[MATERIAL FOR THIS EXERCISE]
-- BEGIN --

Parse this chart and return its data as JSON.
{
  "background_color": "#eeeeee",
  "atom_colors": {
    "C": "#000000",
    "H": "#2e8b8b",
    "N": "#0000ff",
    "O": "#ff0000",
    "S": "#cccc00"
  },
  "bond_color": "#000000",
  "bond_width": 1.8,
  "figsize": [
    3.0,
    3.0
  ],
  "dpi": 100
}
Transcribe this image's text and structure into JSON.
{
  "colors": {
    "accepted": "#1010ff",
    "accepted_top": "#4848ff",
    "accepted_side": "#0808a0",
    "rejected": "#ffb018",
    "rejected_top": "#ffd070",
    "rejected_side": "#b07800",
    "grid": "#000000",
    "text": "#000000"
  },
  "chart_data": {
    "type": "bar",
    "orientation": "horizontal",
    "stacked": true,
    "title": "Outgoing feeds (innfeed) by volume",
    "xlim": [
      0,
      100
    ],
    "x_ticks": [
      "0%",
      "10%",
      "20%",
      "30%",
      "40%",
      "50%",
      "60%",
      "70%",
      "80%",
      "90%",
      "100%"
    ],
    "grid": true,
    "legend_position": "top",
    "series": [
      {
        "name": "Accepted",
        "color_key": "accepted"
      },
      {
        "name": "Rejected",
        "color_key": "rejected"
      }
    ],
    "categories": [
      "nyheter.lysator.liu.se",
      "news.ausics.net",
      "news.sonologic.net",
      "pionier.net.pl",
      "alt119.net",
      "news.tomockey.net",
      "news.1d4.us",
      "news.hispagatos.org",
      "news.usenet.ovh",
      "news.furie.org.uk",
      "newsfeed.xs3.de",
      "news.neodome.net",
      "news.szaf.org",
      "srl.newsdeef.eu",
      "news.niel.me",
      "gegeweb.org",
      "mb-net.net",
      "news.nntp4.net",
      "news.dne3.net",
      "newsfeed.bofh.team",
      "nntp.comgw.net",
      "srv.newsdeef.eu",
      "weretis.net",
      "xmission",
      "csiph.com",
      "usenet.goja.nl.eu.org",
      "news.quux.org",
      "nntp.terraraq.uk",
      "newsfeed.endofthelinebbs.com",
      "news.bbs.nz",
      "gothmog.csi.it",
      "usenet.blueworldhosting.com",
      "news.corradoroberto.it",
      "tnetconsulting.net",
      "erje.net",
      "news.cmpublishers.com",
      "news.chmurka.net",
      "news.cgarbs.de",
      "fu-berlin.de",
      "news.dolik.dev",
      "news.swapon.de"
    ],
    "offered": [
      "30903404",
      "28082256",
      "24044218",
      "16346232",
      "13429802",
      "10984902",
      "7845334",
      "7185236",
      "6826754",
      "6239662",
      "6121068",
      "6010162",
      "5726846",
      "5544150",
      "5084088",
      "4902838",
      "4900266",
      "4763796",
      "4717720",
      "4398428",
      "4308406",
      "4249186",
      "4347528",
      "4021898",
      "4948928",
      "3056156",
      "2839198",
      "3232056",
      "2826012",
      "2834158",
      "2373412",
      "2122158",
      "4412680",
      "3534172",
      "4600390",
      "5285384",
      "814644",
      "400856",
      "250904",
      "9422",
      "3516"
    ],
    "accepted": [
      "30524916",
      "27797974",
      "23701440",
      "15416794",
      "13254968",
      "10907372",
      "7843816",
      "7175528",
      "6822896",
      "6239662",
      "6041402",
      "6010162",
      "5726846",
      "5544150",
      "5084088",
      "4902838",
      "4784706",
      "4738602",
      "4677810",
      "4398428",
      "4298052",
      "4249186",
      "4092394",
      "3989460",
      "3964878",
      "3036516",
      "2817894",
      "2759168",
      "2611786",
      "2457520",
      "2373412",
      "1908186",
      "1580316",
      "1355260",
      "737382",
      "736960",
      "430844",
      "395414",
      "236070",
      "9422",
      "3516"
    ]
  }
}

-- END --

[TO BE DONE] Find all the lines containing "text" in the material, then copy them.

[THE RESPONSE]
Transcribe this image's text and structure into JSON.
    "text": "#000000"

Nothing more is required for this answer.